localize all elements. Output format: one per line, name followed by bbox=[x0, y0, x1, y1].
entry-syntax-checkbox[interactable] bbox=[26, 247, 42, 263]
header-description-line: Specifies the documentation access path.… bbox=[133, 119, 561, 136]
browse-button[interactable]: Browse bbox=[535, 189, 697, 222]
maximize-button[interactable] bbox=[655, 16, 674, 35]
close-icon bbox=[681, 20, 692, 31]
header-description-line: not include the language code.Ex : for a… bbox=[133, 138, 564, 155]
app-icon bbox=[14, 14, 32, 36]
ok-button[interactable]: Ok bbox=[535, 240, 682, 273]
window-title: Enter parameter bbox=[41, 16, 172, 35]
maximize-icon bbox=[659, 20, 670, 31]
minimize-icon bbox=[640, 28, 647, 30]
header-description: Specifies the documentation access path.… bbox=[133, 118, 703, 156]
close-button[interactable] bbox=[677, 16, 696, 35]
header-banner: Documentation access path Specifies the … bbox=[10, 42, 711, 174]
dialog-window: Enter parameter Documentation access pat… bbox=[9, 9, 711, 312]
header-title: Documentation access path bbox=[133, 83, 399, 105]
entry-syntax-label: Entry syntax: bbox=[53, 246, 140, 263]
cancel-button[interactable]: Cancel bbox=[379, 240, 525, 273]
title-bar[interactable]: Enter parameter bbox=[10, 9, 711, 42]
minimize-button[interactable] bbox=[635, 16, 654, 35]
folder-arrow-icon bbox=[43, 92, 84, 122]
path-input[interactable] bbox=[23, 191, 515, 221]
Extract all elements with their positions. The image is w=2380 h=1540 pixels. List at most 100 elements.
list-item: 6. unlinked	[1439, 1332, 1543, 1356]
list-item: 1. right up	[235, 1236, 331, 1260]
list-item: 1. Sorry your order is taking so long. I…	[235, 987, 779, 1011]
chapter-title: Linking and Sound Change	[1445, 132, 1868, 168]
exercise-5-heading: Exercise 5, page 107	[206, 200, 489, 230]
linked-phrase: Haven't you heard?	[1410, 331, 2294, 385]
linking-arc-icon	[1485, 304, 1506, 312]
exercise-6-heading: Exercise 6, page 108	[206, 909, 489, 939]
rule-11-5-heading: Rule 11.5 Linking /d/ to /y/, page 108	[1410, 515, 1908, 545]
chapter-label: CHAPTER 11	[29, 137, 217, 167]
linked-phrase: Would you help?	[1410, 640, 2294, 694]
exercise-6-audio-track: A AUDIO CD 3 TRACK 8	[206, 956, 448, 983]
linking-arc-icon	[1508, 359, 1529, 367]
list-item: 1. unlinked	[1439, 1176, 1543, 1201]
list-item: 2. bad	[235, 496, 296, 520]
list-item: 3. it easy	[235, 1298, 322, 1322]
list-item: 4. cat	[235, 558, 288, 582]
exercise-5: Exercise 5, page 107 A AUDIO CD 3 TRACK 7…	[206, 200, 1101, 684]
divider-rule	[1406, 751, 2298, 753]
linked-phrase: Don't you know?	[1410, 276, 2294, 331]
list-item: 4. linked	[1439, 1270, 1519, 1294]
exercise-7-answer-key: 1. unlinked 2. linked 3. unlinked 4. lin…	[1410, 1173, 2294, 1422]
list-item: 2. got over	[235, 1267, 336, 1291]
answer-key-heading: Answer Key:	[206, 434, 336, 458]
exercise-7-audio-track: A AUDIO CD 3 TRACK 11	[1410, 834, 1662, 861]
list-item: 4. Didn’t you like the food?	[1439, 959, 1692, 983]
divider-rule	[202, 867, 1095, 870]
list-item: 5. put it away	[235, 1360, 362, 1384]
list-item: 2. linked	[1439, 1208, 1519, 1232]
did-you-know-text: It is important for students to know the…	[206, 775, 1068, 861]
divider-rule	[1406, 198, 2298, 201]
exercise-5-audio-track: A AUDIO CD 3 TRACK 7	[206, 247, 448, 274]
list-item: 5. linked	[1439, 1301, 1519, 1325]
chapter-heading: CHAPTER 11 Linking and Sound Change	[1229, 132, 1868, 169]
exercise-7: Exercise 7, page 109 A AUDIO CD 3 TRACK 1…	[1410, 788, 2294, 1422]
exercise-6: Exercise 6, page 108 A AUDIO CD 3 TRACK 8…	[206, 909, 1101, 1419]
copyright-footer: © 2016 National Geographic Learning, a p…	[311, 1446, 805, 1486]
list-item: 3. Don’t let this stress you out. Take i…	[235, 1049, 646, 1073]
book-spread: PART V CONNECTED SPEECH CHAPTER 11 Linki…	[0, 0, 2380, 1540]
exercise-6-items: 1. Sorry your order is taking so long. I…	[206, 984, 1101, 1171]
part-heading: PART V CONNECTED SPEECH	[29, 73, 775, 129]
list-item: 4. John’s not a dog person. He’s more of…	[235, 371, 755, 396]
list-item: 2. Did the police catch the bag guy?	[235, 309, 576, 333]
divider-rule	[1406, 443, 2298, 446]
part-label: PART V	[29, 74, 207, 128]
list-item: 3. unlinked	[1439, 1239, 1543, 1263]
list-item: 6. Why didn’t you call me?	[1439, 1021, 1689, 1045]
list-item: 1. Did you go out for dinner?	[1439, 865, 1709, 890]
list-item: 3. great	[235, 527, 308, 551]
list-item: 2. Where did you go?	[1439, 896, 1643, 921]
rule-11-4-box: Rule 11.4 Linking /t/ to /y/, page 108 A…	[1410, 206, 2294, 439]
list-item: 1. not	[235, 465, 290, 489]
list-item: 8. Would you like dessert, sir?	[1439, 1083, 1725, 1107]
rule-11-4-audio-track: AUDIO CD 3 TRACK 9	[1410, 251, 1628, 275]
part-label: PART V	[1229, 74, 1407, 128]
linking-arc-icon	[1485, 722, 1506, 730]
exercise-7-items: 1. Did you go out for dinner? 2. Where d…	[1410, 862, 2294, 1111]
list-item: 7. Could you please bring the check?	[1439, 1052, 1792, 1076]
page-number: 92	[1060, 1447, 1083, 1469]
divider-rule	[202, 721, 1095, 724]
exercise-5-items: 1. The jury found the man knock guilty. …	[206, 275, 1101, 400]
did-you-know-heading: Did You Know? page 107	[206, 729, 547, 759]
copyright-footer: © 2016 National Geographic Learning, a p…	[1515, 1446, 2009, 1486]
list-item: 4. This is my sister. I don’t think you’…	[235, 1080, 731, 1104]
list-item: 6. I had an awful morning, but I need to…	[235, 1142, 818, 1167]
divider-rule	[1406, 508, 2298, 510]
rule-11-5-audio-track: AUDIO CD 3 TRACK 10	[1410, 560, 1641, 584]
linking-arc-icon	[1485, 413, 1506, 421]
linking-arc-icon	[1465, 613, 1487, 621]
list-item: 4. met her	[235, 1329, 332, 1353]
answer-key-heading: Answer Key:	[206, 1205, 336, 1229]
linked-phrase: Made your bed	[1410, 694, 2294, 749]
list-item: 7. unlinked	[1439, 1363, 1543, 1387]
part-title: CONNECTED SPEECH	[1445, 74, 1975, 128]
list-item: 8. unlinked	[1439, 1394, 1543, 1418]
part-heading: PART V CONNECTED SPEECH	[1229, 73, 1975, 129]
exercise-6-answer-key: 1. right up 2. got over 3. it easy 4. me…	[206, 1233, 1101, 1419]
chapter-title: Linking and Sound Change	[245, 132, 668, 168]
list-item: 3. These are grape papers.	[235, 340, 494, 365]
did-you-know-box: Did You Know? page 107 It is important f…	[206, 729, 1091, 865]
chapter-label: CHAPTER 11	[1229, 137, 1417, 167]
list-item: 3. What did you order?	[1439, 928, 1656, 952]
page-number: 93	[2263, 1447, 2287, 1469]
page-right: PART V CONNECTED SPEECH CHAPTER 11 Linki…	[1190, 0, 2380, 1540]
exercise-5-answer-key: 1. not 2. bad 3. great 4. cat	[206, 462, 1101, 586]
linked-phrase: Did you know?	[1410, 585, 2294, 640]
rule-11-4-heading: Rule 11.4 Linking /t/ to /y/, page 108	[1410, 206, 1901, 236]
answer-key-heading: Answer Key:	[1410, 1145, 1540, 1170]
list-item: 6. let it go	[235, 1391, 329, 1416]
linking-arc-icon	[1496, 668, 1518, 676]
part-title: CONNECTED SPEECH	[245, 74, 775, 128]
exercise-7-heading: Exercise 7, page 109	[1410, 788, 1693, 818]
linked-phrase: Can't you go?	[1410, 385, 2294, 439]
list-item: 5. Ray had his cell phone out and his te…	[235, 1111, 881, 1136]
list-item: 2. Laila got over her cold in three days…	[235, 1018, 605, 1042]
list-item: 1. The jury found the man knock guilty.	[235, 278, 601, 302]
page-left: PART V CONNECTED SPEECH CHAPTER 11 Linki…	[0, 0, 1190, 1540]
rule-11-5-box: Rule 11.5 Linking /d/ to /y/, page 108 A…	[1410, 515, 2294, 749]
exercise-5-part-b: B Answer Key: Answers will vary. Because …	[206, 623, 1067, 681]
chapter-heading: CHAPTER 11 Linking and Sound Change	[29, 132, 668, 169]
=-=-=-=-=
● **Exercise directions**: Quote verbatim everything from the very beginning of the items down to and including the line that contains "Extract all elements".

● **Solution**:
localize all elements. Output format: one per line, name followed by bbox=[x0, y0, x1, y1].
entry-syntax-checkbox[interactable] bbox=[26, 247, 42, 263]
header-description-line: Specifies the documentation access path.… bbox=[133, 119, 561, 136]
browse-button[interactable]: Browse bbox=[535, 189, 697, 222]
maximize-button[interactable] bbox=[655, 16, 674, 35]
close-icon bbox=[681, 20, 692, 31]
header-description-line: not include the language code.Ex : for a… bbox=[133, 138, 564, 155]
app-icon bbox=[14, 14, 32, 36]
ok-button[interactable]: Ok bbox=[535, 240, 682, 273]
window-title: Enter parameter bbox=[41, 16, 172, 35]
maximize-icon bbox=[659, 20, 670, 31]
minimize-icon bbox=[640, 28, 647, 30]
header-description: Specifies the documentation access path.… bbox=[133, 118, 703, 156]
close-button[interactable] bbox=[677, 16, 696, 35]
header-banner: Documentation access path Specifies the … bbox=[10, 42, 711, 174]
dialog-window: Enter parameter Documentation access pat… bbox=[9, 9, 711, 312]
header-title: Documentation access path bbox=[133, 83, 399, 105]
entry-syntax-label: Entry syntax: bbox=[53, 246, 140, 263]
cancel-button[interactable]: Cancel bbox=[379, 240, 525, 273]
title-bar[interactable]: Enter parameter bbox=[10, 9, 711, 42]
minimize-button[interactable] bbox=[635, 16, 654, 35]
folder-arrow-icon bbox=[43, 92, 84, 122]
path-input[interactable] bbox=[23, 191, 515, 221]
Extract all elements with their positions. The image is w=2380 h=1540 pixels. List at most 100 elements.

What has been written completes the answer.